* _EXERCISE_:
Report how many lines of the listing below include the word "this". Give nothing but the number.

* _PROVIDED DATA_:
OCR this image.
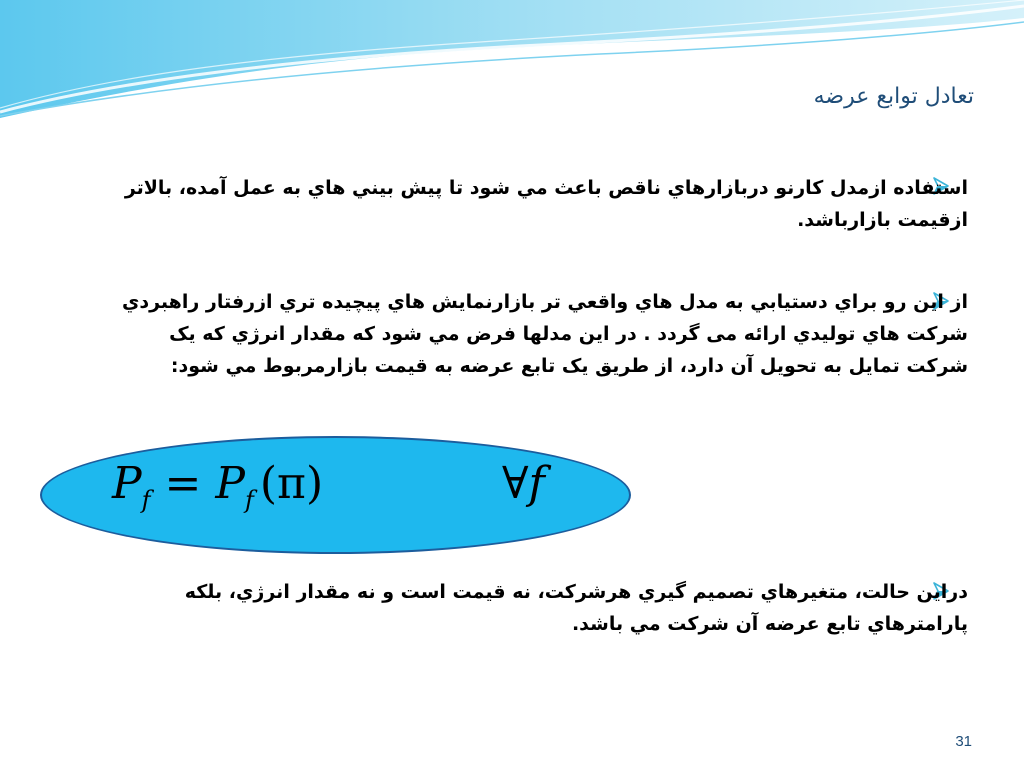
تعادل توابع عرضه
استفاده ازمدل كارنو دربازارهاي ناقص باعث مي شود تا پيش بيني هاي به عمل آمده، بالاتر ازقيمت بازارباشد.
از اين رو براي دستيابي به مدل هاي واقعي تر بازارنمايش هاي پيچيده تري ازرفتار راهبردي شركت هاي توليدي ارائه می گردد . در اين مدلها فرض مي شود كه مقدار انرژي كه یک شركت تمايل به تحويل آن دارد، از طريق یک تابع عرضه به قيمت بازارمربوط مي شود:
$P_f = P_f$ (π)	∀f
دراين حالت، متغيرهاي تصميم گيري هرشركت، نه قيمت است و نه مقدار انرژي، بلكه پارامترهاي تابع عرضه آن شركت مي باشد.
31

* * *

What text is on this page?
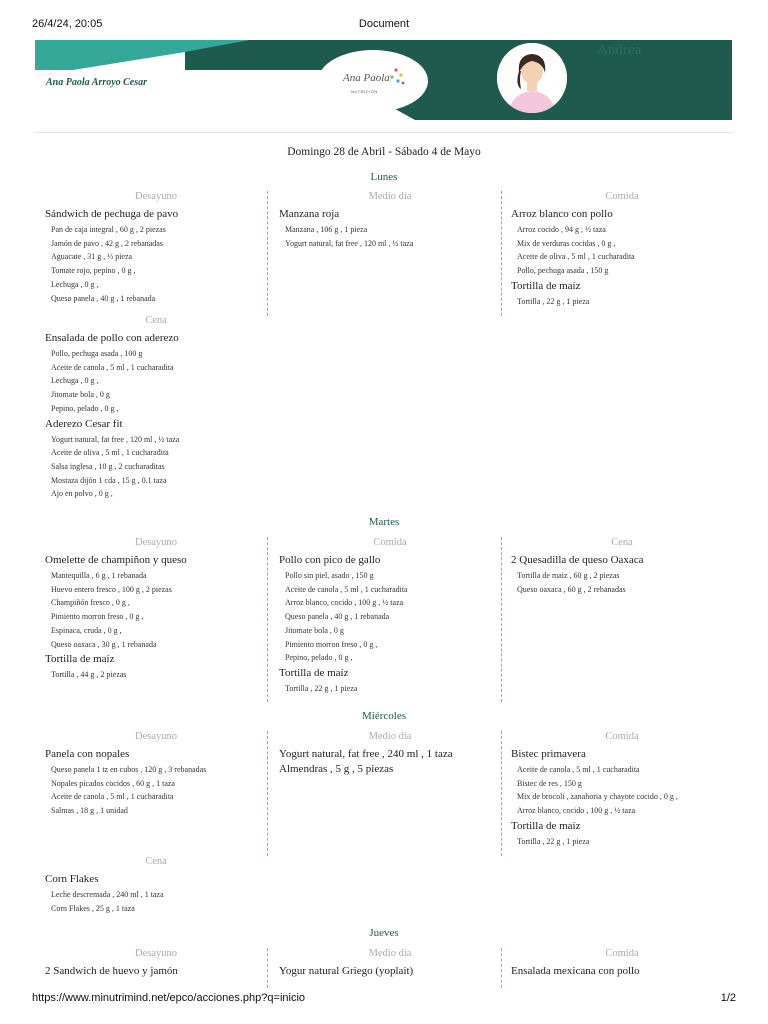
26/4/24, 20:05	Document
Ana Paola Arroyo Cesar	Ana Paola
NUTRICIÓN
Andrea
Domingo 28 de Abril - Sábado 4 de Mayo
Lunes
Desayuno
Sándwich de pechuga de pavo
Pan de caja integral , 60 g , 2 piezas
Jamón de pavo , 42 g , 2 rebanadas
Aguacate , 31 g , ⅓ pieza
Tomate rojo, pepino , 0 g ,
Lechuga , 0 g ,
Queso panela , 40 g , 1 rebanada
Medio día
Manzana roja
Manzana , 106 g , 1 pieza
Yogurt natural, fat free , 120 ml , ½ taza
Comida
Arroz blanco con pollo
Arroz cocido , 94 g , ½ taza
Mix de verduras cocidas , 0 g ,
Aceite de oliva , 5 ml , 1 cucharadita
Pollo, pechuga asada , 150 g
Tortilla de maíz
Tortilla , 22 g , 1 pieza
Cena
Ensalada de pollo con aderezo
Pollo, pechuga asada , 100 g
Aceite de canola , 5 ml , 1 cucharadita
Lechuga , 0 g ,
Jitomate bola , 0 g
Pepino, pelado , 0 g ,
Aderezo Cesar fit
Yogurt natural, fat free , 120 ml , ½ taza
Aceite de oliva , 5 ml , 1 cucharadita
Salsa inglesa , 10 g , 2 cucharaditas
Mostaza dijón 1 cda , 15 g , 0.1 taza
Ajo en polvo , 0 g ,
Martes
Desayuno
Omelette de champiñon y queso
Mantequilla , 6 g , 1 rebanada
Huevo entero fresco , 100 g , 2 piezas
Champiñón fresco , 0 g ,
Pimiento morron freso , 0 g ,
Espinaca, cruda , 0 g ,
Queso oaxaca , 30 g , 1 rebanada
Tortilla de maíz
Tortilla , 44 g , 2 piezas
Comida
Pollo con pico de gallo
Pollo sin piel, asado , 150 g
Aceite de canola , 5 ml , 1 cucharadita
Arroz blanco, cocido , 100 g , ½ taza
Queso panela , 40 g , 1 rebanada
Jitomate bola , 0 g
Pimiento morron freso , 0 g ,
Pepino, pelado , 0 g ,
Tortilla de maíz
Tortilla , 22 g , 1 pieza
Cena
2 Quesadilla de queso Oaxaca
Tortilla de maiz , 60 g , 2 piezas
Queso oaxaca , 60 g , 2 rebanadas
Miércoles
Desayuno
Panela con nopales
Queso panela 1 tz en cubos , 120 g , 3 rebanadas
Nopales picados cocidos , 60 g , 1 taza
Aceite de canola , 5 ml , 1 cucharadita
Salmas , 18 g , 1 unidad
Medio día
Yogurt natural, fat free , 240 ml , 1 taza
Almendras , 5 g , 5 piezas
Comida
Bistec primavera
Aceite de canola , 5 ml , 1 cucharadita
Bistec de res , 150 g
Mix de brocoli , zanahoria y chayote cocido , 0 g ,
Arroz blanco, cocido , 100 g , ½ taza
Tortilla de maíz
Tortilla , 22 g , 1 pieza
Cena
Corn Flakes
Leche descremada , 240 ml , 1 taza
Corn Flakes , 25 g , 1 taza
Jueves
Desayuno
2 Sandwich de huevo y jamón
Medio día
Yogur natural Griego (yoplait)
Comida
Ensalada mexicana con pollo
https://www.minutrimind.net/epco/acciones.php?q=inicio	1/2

* * *

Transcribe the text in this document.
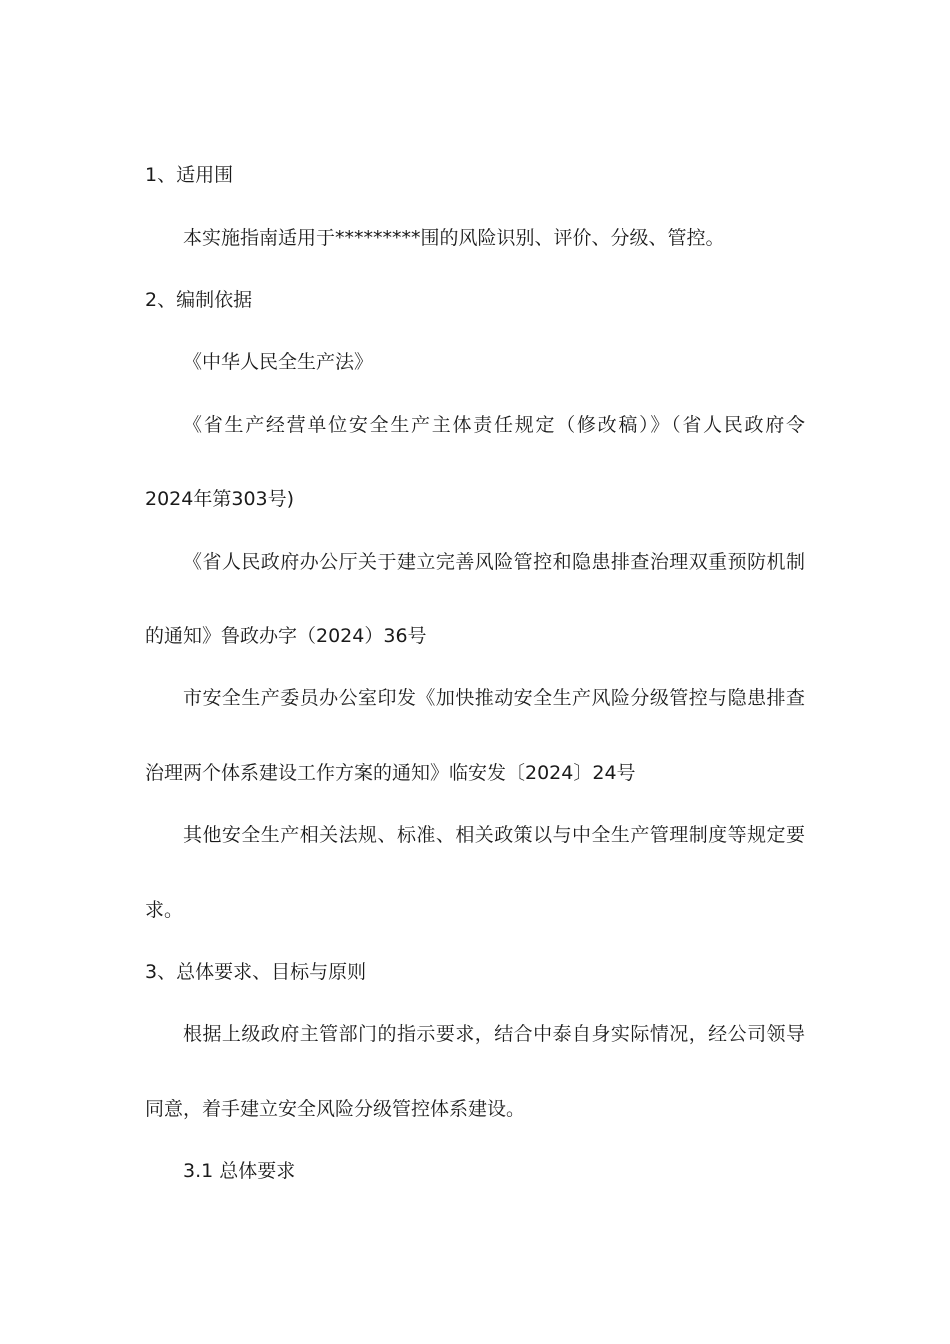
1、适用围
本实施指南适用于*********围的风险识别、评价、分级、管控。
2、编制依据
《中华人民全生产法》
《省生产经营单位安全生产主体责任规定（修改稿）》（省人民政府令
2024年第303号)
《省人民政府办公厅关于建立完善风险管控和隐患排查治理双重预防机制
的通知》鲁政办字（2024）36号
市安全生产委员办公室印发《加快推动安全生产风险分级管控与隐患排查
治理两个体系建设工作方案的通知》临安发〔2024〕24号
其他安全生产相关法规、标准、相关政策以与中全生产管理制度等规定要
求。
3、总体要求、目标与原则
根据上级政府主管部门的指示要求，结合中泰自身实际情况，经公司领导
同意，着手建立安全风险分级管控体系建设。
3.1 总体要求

* _COMPLETE ANSWER_:
3